■ **What needs to be done**
Write out every entry exactly as it stands.

■ **Dataset excerpts**
[start]

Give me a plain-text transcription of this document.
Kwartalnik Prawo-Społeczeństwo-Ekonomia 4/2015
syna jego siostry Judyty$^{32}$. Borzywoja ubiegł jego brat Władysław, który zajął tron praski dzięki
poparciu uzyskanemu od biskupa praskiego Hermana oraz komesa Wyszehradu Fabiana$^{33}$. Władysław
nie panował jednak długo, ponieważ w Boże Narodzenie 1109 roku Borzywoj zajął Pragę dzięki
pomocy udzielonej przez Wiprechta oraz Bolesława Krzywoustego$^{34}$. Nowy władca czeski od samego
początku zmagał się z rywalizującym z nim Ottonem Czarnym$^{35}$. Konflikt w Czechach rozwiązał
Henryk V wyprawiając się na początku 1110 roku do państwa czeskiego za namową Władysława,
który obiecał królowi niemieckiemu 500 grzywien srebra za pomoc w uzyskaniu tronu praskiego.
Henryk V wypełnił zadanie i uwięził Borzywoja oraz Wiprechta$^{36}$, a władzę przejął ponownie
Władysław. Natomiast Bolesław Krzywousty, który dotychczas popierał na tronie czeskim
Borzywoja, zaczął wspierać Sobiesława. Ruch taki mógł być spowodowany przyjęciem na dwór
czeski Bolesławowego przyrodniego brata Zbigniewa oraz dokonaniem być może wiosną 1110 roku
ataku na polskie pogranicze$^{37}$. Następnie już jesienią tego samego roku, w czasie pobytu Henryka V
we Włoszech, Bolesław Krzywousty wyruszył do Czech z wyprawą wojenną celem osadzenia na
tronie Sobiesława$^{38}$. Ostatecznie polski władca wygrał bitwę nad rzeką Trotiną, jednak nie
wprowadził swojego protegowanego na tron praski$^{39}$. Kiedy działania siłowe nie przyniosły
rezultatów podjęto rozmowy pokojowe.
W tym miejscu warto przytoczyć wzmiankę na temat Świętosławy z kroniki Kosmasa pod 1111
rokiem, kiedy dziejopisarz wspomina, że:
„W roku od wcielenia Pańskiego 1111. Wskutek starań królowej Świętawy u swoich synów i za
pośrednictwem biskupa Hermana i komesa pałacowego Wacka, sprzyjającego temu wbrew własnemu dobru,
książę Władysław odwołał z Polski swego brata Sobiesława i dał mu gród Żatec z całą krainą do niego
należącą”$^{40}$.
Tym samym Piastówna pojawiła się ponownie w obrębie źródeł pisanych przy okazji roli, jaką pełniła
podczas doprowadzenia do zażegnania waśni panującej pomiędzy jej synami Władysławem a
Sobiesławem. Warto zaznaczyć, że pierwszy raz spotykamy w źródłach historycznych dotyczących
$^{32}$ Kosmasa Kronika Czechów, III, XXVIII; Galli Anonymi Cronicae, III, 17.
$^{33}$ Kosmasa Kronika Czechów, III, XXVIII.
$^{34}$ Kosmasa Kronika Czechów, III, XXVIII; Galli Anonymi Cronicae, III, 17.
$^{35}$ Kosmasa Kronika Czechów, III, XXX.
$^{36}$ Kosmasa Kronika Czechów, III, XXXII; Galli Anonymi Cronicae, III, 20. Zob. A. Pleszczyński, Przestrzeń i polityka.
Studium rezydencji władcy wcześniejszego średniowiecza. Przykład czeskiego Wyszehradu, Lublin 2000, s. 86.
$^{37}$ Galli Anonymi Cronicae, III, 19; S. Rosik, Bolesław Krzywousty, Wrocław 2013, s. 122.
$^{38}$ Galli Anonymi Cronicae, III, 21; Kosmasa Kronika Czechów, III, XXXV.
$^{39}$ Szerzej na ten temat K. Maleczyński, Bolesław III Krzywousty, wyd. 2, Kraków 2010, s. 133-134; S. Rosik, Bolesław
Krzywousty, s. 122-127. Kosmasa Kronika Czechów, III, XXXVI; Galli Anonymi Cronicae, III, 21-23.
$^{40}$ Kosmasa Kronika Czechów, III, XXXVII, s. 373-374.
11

[end]

■ **Task result**
Give me a plain-text transcription of this document.
Kwartalnik Prawo-Społeczeństwo-Ekonomia 4/2015
syna jego siostry Judyty$^{32}$. Borzywoja ubiegł jego brat Władysław, który zajął tron praski dzięki
poparciu uzyskanemu od biskupa praskiego Hermana oraz komesa Wyszehradu Fabiana$^{33}$. Władysław
nie panował jednak długo, ponieważ w Boże Narodzenie 1109 roku Borzywoj zajął Pragę dzięki
pomocy udzielonej przez Wiprechta oraz Bolesława Krzywoustego$^{34}$. Nowy władca czeski od samego
początku zmagał się z rywalizującym z nim Ottonem Czarnym$^{35}$. Konflikt w Czechach rozwiązał
Henryk V wyprawiając się na początku 1110 roku do państwa czeskiego za namową Władysława,
który obiecał królowi niemieckiemu 500 grzywien srebra za pomoc w uzyskaniu tronu praskiego.
Henryk V wypełnił zadanie i uwięził Borzywoja oraz Wiprechta$^{36}$, a władzę przejął ponownie
Władysław. Natomiast Bolesław Krzywousty, który dotychczas popierał na tronie czeskim
Borzywoja, zaczął wspierać Sobiesława. Ruch taki mógł być spowodowany przyjęciem na dwór
czeski Bolesławowego przyrodniego brata Zbigniewa oraz dokonaniem być może wiosną 1110 roku
ataku na polskie pogranicze$^{37}$. Następnie już jesienią tego samego roku, w czasie pobytu Henryka V
we Włoszech, Bolesław Krzywousty wyruszył do Czech z wyprawą wojenną celem osadzenia na
tronie Sobiesława$^{38}$. Ostatecznie polski władca wygrał bitwę nad rzeką Trotiną, jednak nie
wprowadził swojego protegowanego na tron praski$^{39}$. Kiedy działania siłowe nie przyniosły
rezultatów podjęto rozmowy pokojowe.
W tym miejscu warto przytoczyć wzmiankę na temat Świętosławy z kroniki Kosmasa pod 1111
rokiem, kiedy dziejopisarz wspomina, że:
„W roku od wcielenia Pańskiego 1111. Wskutek starań królowej Świętawy u swoich synów i za
pośrednictwem biskupa Hermana i komesa pałacowego Wacka, sprzyjającego temu wbrew własnemu dobru,
książę Władysław odwołał z Polski swego brata Sobiesława i dał mu gród Żatec z całą krainą do niego
należącą”$^{40}$.
Tym samym Piastówna pojawiła się ponownie w obrębie źródeł pisanych przy okazji roli, jaką pełniła
podczas doprowadzenia do zażegnania waśni panującej pomiędzy jej synami Władysławem a
Sobiesławem. Warto zaznaczyć, że pierwszy raz spotykamy w źródłach historycznych dotyczących
$^{32}$ Kosmasa Kronika Czechów, III, XXVIII; Galli Anonymi Cronicae, III, 17.
$^{33}$ Kosmasa Kronika Czechów, III, XXVIII.
$^{34}$ Kosmasa Kronika Czechów, III, XXVIII; Galli Anonymi Cronicae, III, 17.
$^{35}$ Kosmasa Kronika Czechów, III, XXX.
$^{36}$ Kosmasa Kronika Czechów, III, XXXII; Galli Anonymi Cronicae, III, 20. Zob. A. Pleszczyński, Przestrzeń i polityka.
Studium rezydencji władcy wcześniejszego średniowiecza. Przykład czeskiego Wyszehradu, Lublin 2000, s. 86.
$^{37}$ Galli Anonymi Cronicae, III, 19; S. Rosik, Bolesław Krzywousty, Wrocław 2013, s. 122.
$^{38}$ Galli Anonymi Cronicae, III, 21; Kosmasa Kronika Czechów, III, XXXV.
$^{39}$ Szerzej na ten temat K. Maleczyński, Bolesław III Krzywousty, wyd. 2, Kraków 2010, s. 133-134; S. Rosik, Bolesław
Krzywousty, s. 122-127. Kosmasa Kronika Czechów, III, XXXVI; Galli Anonymi Cronicae, III, 21-23.
$^{40}$ Kosmasa Kronika Czechów, III, XXXVII, s. 373-374.
11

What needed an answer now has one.